**EXERCISE DETAILS**
Filter the listing and keep only the lines with the word "네트워크".

Stored data entries

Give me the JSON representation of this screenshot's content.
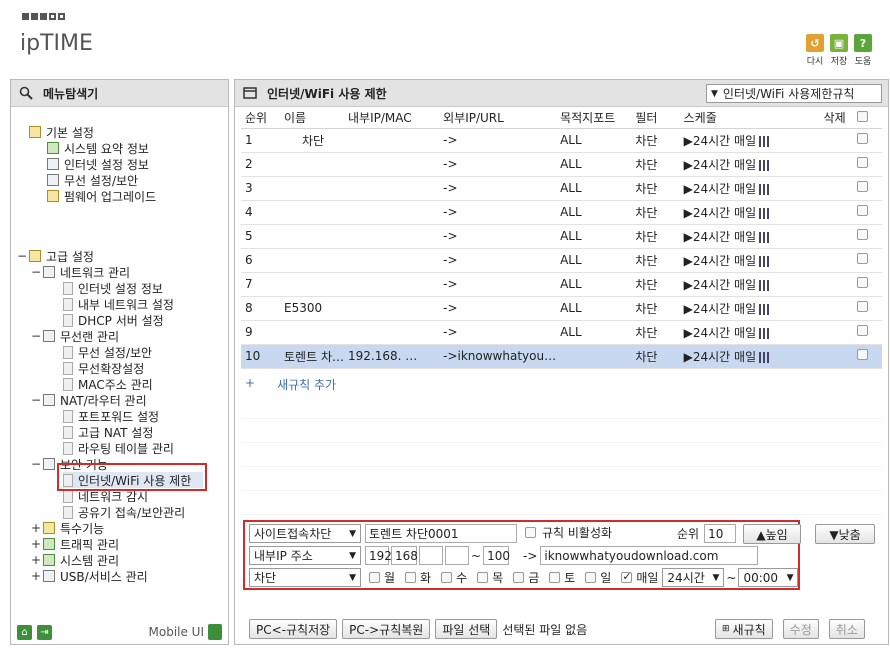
{
  "header": {
    "logo": "ipTIME",
    "buttons": [
      {
        "label": "다시",
        "icon": "refresh-icon",
        "color": "#e0a132"
      },
      {
        "label": "저장",
        "icon": "save-icon",
        "color": "#7ab33b"
      },
      {
        "label": "도움",
        "icon": "help-icon",
        "color": "#5aa63b"
      }
    ]
  },
  "left": {
    "title": "메뉴탐색기",
    "basic_title": "기본 설정",
    "basic_items": [
      "시스템 요약 정보",
      "인터넷 설정 정보",
      "무선 설정/보안",
      "펌웨어 업그레이드"
    ],
    "advanced_title": "고급 설정",
    "network_title": "네트워크 관리",
    "network_items": [
      "인터넷 설정 정보",
      "내부 네트워크 설정",
      "DHCP 서버 설정"
    ],
    "wireless_title": "무선랜 관리",
    "wireless_items": [
      "무선 설정/보안",
      "무선확장설정",
      "MAC주소 관리"
    ],
    "nat_title": "NAT/라우터 관리",
    "nat_items": [
      "포트포워드 설정",
      "고급 NAT 설정",
      "라우팅 테이블 관리"
    ],
    "security_title": "보안 기능",
    "security_items": [
      "인터넷/WiFi 사용 제한",
      "네트워크 감시",
      "공유기 접속/보안관리"
    ],
    "special": "특수기능",
    "traffic": "트래픽 관리",
    "system": "시스템 관리",
    "usb": "USB/서비스 관리",
    "mobile_ui": "Mobile UI"
  },
  "right": {
    "title": "인터넷/WiFi 사용 제한",
    "rule_select": "인터넷/WiFi 사용제한규칙",
    "columns": [
      "순위",
      "이름",
      "내부IP/MAC",
      "외부IP/URL",
      "목적지포트",
      "필터",
      "스케줄",
      "삭제"
    ],
    "rows": [
      {
        "rank": "1",
        "name": "차단",
        "ip": "",
        "arrow": "->",
        "url": "",
        "port": "ALL",
        "filter": "차단",
        "sched": "▶24시간 매일"
      },
      {
        "rank": "2",
        "name": "",
        "ip": "",
        "arrow": "->",
        "url": "",
        "port": "ALL",
        "filter": "차단",
        "sched": "▶24시간 매일"
      },
      {
        "rank": "3",
        "name": "",
        "ip": "",
        "arrow": "->",
        "url": "",
        "port": "ALL",
        "filter": "차단",
        "sched": "▶24시간 매일"
      },
      {
        "rank": "4",
        "name": "",
        "ip": "",
        "arrow": "->",
        "url": "",
        "port": "ALL",
        "filter": "차단",
        "sched": "▶24시간 매일"
      },
      {
        "rank": "5",
        "name": "",
        "ip": "",
        "arrow": "->",
        "url": "",
        "port": "ALL",
        "filter": "차단",
        "sched": "▶24시간 매일"
      },
      {
        "rank": "6",
        "name": "",
        "ip": "",
        "arrow": "->",
        "url": "",
        "port": "ALL",
        "filter": "차단",
        "sched": "▶24시간 매일"
      },
      {
        "rank": "7",
        "name": "",
        "ip": "",
        "arrow": "->",
        "url": "",
        "port": "ALL",
        "filter": "차단",
        "sched": "▶24시간 매일"
      },
      {
        "rank": "8",
        "name": "E5300",
        "ip": "",
        "arrow": "->",
        "url": "",
        "port": "ALL",
        "filter": "차단",
        "sched": "▶24시간 매일"
      },
      {
        "rank": "9",
        "name": "",
        "ip": "",
        "arrow": "->",
        "url": "",
        "port": "ALL",
        "filter": "차단",
        "sched": "▶24시간 매일"
      },
      {
        "rank": "10",
        "name": "토렌트 차…",
        "ip": "192.168.  …",
        "arrow": "->",
        "url": "iknowwhatyou…",
        "port": "",
        "filter": "차단",
        "sched": "▶24시간 매일"
      }
    ],
    "add_rule_plus": "+",
    "add_rule": "새규칙 추가",
    "editor": {
      "type_select": "사이트접속차단",
      "name_value": "토렌트 차단0001",
      "disable_label": "규칙 비활성화",
      "rank_label": "순위",
      "rank_value": "10",
      "up_button": "▲높임",
      "down_button": "▼낮춤",
      "ip_select": "내부IP 주소",
      "ip1": "192",
      "ip2": "168",
      "ip3": "",
      "ip4": "",
      "ip_tilde": "~",
      "ip_end": "100",
      "url_arrow": "->",
      "url_value": "iknowwhatyoudownload.com",
      "action_select": "차단",
      "days": [
        "월",
        "화",
        "수",
        "목",
        "금",
        "토",
        "일"
      ],
      "everyday_label": "매일",
      "hours_select": "24시간",
      "time_tilde": "~",
      "time_select": "00:00"
    },
    "bottom": {
      "save_pc": "PC<-규칙저장",
      "restore_pc": "PC->규칙복원",
      "file_select": "파일 선택",
      "no_file": "선택된 파일 없음",
      "new_rule": "새규칙",
      "modify": "수정",
      "cancel": "취소"
    }
  }
}
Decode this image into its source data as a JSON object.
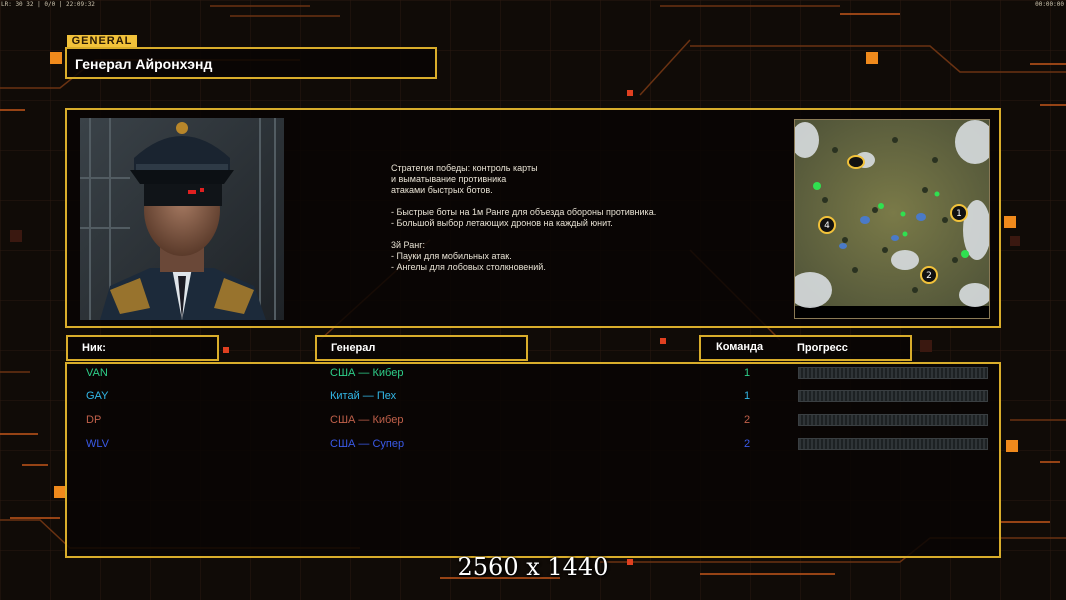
{
  "top_status": {
    "left": "LR: 30 32 | 0/0 | 22:09:32",
    "right": "00:00:00"
  },
  "general": {
    "tag": "GENERAL",
    "name": "Генерал Айронхэнд"
  },
  "description": [
    "Стратегия победы: контроль карты",
    "и выматывание противника",
    "атаками быстрых ботов.",
    "",
    "- Быстрые боты на 1м Ранге для объезда обороны противника.",
    "- Большой выбор летающих дронов на каждый юнит.",
    "",
    "3й Ранг:",
    "- Пауки для мобильных атак.",
    "- Ангелы для лобовых столкновений."
  ],
  "minimap": {
    "start_positions": [
      "1",
      "2",
      "4"
    ]
  },
  "headers": {
    "nick": "Ник:",
    "general": "Генерал",
    "team": "Команда",
    "progress": "Прогресс"
  },
  "players": [
    {
      "nick": "VAN",
      "general": "США — Кибер",
      "team": "1",
      "color": "#2ecf8a",
      "progress": 0
    },
    {
      "nick": "GAY",
      "general": "Китай — Пех",
      "team": "1",
      "color": "#32b8e8",
      "progress": 0
    },
    {
      "nick": "DP",
      "general": "США — Кибер",
      "team": "2",
      "color": "#c0604a",
      "progress": 0
    },
    {
      "nick": "WLV",
      "general": "США — Супер",
      "team": "2",
      "color": "#3a5ae8",
      "progress": 0
    }
  ],
  "resolution_label": "2560 x 1440",
  "colors": {
    "frame": "#d9ad2b",
    "accent_orange": "#f08a1c",
    "background": "#100b07"
  }
}
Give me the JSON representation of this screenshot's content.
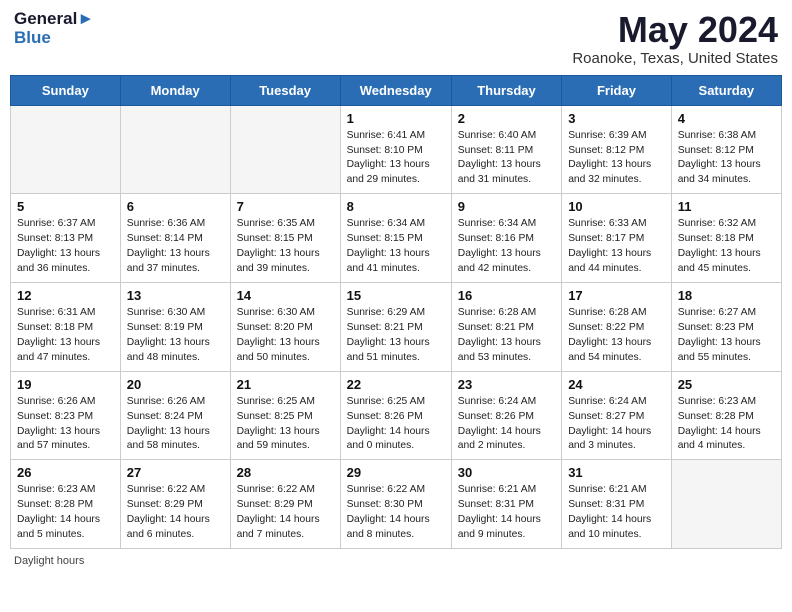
{
  "header": {
    "logo_line1": "General",
    "logo_line2": "Blue",
    "month_title": "May 2024",
    "location": "Roanoke, Texas, United States"
  },
  "days_of_week": [
    "Sunday",
    "Monday",
    "Tuesday",
    "Wednesday",
    "Thursday",
    "Friday",
    "Saturday"
  ],
  "weeks": [
    [
      {
        "num": "",
        "info": ""
      },
      {
        "num": "",
        "info": ""
      },
      {
        "num": "",
        "info": ""
      },
      {
        "num": "1",
        "info": "Sunrise: 6:41 AM\nSunset: 8:10 PM\nDaylight: 13 hours and 29 minutes."
      },
      {
        "num": "2",
        "info": "Sunrise: 6:40 AM\nSunset: 8:11 PM\nDaylight: 13 hours and 31 minutes."
      },
      {
        "num": "3",
        "info": "Sunrise: 6:39 AM\nSunset: 8:12 PM\nDaylight: 13 hours and 32 minutes."
      },
      {
        "num": "4",
        "info": "Sunrise: 6:38 AM\nSunset: 8:12 PM\nDaylight: 13 hours and 34 minutes."
      }
    ],
    [
      {
        "num": "5",
        "info": "Sunrise: 6:37 AM\nSunset: 8:13 PM\nDaylight: 13 hours and 36 minutes."
      },
      {
        "num": "6",
        "info": "Sunrise: 6:36 AM\nSunset: 8:14 PM\nDaylight: 13 hours and 37 minutes."
      },
      {
        "num": "7",
        "info": "Sunrise: 6:35 AM\nSunset: 8:15 PM\nDaylight: 13 hours and 39 minutes."
      },
      {
        "num": "8",
        "info": "Sunrise: 6:34 AM\nSunset: 8:15 PM\nDaylight: 13 hours and 41 minutes."
      },
      {
        "num": "9",
        "info": "Sunrise: 6:34 AM\nSunset: 8:16 PM\nDaylight: 13 hours and 42 minutes."
      },
      {
        "num": "10",
        "info": "Sunrise: 6:33 AM\nSunset: 8:17 PM\nDaylight: 13 hours and 44 minutes."
      },
      {
        "num": "11",
        "info": "Sunrise: 6:32 AM\nSunset: 8:18 PM\nDaylight: 13 hours and 45 minutes."
      }
    ],
    [
      {
        "num": "12",
        "info": "Sunrise: 6:31 AM\nSunset: 8:18 PM\nDaylight: 13 hours and 47 minutes."
      },
      {
        "num": "13",
        "info": "Sunrise: 6:30 AM\nSunset: 8:19 PM\nDaylight: 13 hours and 48 minutes."
      },
      {
        "num": "14",
        "info": "Sunrise: 6:30 AM\nSunset: 8:20 PM\nDaylight: 13 hours and 50 minutes."
      },
      {
        "num": "15",
        "info": "Sunrise: 6:29 AM\nSunset: 8:21 PM\nDaylight: 13 hours and 51 minutes."
      },
      {
        "num": "16",
        "info": "Sunrise: 6:28 AM\nSunset: 8:21 PM\nDaylight: 13 hours and 53 minutes."
      },
      {
        "num": "17",
        "info": "Sunrise: 6:28 AM\nSunset: 8:22 PM\nDaylight: 13 hours and 54 minutes."
      },
      {
        "num": "18",
        "info": "Sunrise: 6:27 AM\nSunset: 8:23 PM\nDaylight: 13 hours and 55 minutes."
      }
    ],
    [
      {
        "num": "19",
        "info": "Sunrise: 6:26 AM\nSunset: 8:23 PM\nDaylight: 13 hours and 57 minutes."
      },
      {
        "num": "20",
        "info": "Sunrise: 6:26 AM\nSunset: 8:24 PM\nDaylight: 13 hours and 58 minutes."
      },
      {
        "num": "21",
        "info": "Sunrise: 6:25 AM\nSunset: 8:25 PM\nDaylight: 13 hours and 59 minutes."
      },
      {
        "num": "22",
        "info": "Sunrise: 6:25 AM\nSunset: 8:26 PM\nDaylight: 14 hours and 0 minutes."
      },
      {
        "num": "23",
        "info": "Sunrise: 6:24 AM\nSunset: 8:26 PM\nDaylight: 14 hours and 2 minutes."
      },
      {
        "num": "24",
        "info": "Sunrise: 6:24 AM\nSunset: 8:27 PM\nDaylight: 14 hours and 3 minutes."
      },
      {
        "num": "25",
        "info": "Sunrise: 6:23 AM\nSunset: 8:28 PM\nDaylight: 14 hours and 4 minutes."
      }
    ],
    [
      {
        "num": "26",
        "info": "Sunrise: 6:23 AM\nSunset: 8:28 PM\nDaylight: 14 hours and 5 minutes."
      },
      {
        "num": "27",
        "info": "Sunrise: 6:22 AM\nSunset: 8:29 PM\nDaylight: 14 hours and 6 minutes."
      },
      {
        "num": "28",
        "info": "Sunrise: 6:22 AM\nSunset: 8:29 PM\nDaylight: 14 hours and 7 minutes."
      },
      {
        "num": "29",
        "info": "Sunrise: 6:22 AM\nSunset: 8:30 PM\nDaylight: 14 hours and 8 minutes."
      },
      {
        "num": "30",
        "info": "Sunrise: 6:21 AM\nSunset: 8:31 PM\nDaylight: 14 hours and 9 minutes."
      },
      {
        "num": "31",
        "info": "Sunrise: 6:21 AM\nSunset: 8:31 PM\nDaylight: 14 hours and 10 minutes."
      },
      {
        "num": "",
        "info": ""
      }
    ]
  ],
  "footer": {
    "note": "Daylight hours"
  }
}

**COMPLETED EXERCISE**
    "network_title": "네트워크 관리",
      "내부 네트워크 설정",
      "네트워크 감시",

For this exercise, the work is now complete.